━━━ Supplied data
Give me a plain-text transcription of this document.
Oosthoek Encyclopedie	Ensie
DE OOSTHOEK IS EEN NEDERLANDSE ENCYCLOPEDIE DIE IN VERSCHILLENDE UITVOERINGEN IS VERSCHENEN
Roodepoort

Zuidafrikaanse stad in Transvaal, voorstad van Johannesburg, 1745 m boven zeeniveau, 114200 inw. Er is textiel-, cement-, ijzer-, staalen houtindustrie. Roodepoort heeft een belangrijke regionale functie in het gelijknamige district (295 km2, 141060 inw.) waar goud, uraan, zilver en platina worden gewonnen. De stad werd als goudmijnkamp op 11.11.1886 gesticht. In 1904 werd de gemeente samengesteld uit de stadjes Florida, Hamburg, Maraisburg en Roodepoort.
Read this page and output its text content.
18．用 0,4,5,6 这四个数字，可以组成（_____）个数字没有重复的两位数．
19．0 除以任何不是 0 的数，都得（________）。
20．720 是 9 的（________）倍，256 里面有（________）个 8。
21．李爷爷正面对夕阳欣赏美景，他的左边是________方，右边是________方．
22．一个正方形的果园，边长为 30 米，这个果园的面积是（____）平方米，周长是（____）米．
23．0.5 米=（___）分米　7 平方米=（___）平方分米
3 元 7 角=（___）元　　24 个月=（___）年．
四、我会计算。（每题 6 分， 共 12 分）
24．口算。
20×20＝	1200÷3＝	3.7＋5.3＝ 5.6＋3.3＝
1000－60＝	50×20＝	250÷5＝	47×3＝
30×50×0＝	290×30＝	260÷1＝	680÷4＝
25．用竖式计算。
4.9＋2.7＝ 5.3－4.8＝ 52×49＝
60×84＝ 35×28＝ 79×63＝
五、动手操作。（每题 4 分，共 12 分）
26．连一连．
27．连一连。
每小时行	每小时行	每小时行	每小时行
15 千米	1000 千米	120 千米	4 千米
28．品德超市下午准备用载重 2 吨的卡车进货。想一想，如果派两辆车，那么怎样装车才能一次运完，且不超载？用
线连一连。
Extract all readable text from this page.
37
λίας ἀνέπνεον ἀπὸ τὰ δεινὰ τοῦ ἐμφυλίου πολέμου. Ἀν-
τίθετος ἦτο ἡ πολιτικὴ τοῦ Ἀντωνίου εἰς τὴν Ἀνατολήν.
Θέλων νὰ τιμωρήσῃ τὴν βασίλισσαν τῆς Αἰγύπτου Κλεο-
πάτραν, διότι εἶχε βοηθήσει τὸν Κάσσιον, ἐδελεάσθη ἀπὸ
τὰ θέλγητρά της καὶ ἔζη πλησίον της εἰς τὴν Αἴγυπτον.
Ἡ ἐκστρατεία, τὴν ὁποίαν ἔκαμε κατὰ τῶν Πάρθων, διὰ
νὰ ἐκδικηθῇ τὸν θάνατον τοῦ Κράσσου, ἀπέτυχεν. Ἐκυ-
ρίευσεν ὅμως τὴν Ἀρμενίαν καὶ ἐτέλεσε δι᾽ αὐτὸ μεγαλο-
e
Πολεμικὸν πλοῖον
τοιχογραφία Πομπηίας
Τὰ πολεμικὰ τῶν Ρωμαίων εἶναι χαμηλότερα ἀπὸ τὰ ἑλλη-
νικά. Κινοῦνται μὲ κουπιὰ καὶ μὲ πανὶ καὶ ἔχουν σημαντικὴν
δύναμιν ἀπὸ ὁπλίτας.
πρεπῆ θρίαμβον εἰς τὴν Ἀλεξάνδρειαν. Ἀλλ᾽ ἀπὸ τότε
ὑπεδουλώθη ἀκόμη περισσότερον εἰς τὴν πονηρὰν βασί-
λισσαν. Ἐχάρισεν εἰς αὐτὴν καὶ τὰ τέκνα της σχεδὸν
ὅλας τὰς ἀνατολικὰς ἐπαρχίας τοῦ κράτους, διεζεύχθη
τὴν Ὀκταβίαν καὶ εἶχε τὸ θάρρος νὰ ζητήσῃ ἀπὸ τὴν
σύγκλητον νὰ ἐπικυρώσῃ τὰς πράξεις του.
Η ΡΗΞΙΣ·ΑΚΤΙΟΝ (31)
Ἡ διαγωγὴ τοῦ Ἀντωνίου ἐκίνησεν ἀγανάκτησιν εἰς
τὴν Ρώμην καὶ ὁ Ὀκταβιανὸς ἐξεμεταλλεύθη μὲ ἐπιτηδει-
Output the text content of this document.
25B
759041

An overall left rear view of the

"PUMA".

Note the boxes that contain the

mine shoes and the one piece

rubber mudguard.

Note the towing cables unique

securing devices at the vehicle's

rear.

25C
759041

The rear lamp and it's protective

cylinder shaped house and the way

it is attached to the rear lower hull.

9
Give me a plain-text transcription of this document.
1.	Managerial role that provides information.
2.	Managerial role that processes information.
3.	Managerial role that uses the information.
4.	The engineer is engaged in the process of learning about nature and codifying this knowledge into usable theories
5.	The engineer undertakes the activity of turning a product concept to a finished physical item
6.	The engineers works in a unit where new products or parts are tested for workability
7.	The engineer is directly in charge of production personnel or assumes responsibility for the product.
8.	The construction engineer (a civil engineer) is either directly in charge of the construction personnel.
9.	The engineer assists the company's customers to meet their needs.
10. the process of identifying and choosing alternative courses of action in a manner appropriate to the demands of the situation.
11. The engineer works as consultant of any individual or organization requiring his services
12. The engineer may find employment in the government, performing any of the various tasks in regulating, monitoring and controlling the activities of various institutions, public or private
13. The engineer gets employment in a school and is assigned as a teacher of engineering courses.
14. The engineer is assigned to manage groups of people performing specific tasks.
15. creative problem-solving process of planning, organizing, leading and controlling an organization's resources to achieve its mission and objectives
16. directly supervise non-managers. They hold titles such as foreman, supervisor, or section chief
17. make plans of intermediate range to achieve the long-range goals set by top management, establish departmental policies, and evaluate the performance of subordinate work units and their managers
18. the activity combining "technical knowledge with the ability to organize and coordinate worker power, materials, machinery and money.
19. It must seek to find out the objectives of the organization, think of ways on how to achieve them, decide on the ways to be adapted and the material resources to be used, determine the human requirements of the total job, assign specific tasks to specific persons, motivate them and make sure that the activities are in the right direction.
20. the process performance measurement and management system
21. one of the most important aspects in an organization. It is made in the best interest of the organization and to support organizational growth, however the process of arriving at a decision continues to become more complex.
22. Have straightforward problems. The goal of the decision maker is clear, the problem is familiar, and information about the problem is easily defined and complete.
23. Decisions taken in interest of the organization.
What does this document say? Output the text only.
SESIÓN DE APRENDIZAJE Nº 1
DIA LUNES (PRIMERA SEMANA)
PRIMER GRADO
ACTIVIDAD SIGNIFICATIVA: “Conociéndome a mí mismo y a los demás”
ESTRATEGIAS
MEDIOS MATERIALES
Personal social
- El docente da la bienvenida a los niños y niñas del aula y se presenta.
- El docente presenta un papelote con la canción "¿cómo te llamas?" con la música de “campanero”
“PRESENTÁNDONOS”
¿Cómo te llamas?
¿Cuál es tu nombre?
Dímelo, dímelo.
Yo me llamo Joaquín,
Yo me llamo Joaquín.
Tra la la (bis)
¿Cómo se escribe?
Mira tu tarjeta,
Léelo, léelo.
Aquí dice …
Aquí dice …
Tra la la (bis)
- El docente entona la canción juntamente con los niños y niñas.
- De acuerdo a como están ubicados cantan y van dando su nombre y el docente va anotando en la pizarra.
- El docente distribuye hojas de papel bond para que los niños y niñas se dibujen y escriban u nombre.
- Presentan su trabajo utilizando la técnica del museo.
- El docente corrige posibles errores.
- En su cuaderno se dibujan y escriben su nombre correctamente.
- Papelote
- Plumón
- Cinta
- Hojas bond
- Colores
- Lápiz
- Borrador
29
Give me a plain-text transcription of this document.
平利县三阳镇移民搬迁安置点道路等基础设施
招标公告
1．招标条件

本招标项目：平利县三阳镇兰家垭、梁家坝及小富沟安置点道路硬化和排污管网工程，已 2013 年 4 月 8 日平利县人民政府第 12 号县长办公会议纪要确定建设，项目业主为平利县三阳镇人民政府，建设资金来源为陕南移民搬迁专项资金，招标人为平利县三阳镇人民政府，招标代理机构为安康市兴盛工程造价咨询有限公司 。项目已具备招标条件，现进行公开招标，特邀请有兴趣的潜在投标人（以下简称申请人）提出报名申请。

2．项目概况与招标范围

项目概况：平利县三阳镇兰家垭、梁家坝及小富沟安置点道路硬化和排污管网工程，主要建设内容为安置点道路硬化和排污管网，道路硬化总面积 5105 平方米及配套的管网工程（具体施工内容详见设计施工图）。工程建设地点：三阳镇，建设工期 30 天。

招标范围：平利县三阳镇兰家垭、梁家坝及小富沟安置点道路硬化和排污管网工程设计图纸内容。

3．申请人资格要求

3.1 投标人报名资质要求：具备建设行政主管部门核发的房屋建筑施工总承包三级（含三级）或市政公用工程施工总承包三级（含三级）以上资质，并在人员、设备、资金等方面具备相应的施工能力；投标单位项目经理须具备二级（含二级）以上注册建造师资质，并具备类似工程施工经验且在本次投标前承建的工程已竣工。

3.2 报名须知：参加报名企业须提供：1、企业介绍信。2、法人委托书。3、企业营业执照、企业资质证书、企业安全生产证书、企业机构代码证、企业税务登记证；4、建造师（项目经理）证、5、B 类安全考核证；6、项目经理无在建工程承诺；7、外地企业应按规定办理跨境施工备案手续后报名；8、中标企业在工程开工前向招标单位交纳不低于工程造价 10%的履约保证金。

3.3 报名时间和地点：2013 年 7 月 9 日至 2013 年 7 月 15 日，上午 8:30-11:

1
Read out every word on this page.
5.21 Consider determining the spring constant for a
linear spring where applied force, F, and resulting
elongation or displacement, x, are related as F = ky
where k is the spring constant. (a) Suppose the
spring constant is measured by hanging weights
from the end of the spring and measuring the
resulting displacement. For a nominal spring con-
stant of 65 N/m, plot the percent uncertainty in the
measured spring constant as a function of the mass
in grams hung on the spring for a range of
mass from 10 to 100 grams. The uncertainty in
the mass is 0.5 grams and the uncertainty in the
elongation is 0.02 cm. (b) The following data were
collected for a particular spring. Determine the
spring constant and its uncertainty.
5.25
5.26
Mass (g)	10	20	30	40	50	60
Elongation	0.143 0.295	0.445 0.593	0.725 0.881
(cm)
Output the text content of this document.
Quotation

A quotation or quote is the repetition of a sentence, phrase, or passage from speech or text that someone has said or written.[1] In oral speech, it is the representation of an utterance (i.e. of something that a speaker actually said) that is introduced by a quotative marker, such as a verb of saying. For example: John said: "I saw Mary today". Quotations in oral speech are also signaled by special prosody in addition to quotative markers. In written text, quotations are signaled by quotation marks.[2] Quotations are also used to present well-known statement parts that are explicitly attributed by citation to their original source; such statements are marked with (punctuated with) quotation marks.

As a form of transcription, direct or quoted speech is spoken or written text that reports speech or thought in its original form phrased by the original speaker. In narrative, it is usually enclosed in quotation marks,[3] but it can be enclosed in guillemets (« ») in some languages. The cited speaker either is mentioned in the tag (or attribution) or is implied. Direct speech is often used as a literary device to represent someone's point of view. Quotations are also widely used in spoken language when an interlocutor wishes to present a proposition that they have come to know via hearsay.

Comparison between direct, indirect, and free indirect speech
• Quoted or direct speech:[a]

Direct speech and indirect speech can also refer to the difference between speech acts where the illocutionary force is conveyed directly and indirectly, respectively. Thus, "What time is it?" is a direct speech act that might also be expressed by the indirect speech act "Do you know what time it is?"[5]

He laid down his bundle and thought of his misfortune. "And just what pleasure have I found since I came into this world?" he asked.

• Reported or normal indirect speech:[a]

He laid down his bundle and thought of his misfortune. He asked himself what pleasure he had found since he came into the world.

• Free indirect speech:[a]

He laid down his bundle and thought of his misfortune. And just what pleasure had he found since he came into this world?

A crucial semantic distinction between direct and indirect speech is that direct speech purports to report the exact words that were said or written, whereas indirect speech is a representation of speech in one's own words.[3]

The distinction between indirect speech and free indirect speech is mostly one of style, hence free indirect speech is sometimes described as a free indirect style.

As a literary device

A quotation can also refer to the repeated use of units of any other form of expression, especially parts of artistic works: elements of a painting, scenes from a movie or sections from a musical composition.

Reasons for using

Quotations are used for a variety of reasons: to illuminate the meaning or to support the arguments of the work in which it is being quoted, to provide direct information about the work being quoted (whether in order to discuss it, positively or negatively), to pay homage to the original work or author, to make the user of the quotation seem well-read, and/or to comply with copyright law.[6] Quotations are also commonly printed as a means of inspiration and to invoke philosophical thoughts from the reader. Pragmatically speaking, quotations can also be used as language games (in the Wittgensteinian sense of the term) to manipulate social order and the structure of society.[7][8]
━━━━━━
### Exercise directions
Check each line of the records above for "constant", and copy those that have it.

### Worked answer
5.21 Consider determining the spring constant for a
where k is the spring constant. (a) Suppose the
spring constant is measured by hanging weights
measured spring constant as a function of the mass
spring constant and its uncertainty.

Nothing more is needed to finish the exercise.